• Directions for this task: Read the listing below and copy out every line that holds "ylabel".

=== Extracted data ===

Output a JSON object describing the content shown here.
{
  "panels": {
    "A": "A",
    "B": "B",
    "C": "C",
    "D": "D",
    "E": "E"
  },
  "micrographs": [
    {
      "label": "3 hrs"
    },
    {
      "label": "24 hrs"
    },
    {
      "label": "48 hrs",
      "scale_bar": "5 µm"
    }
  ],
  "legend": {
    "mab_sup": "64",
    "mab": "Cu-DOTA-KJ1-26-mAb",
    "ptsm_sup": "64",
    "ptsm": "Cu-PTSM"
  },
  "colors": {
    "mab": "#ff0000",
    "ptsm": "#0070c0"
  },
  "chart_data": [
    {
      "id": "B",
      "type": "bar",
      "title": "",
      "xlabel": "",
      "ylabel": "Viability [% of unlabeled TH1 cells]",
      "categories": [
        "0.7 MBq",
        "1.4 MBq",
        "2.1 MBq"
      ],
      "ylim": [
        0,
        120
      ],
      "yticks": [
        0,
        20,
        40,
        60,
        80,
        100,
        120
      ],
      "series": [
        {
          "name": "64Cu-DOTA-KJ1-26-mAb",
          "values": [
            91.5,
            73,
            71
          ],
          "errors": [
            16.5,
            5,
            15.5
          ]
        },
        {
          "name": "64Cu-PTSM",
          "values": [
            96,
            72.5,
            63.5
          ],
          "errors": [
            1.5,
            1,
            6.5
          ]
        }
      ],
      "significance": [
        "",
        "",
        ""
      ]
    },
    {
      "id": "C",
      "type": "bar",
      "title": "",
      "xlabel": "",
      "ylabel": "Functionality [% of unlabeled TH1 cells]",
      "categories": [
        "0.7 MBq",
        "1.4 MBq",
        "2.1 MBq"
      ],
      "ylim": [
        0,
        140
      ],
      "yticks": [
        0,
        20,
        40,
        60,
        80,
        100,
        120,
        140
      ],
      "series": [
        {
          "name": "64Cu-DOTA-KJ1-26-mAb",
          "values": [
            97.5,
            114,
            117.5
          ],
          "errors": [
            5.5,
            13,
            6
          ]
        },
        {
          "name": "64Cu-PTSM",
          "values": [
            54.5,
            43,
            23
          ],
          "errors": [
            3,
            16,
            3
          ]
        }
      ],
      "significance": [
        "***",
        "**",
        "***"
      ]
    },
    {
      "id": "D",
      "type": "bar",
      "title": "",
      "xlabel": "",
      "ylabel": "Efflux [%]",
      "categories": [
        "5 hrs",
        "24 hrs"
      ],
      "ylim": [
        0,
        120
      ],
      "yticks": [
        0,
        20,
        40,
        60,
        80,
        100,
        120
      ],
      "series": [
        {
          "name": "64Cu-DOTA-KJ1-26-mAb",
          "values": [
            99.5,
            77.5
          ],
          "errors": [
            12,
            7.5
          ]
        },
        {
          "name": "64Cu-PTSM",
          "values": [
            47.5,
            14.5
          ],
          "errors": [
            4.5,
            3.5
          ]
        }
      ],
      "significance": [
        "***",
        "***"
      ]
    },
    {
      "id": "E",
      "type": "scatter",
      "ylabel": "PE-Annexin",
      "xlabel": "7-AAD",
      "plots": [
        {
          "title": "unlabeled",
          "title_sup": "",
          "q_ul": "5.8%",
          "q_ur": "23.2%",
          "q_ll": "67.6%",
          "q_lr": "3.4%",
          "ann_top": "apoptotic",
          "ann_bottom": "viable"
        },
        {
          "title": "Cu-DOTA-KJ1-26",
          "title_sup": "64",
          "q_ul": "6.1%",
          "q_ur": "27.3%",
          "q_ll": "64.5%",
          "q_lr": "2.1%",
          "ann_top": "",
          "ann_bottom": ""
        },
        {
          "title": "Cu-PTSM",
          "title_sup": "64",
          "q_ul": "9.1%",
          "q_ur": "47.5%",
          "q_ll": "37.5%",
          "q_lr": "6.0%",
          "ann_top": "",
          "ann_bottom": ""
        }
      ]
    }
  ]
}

===

• Finished task:
      "ylabel": "Viability [% of unlabeled TH1 cells]",
      "ylabel": "Functionality [% of unlabeled TH1 cells]",
      "ylabel": "Efflux [%]",
      "ylabel": "PE-Annexin",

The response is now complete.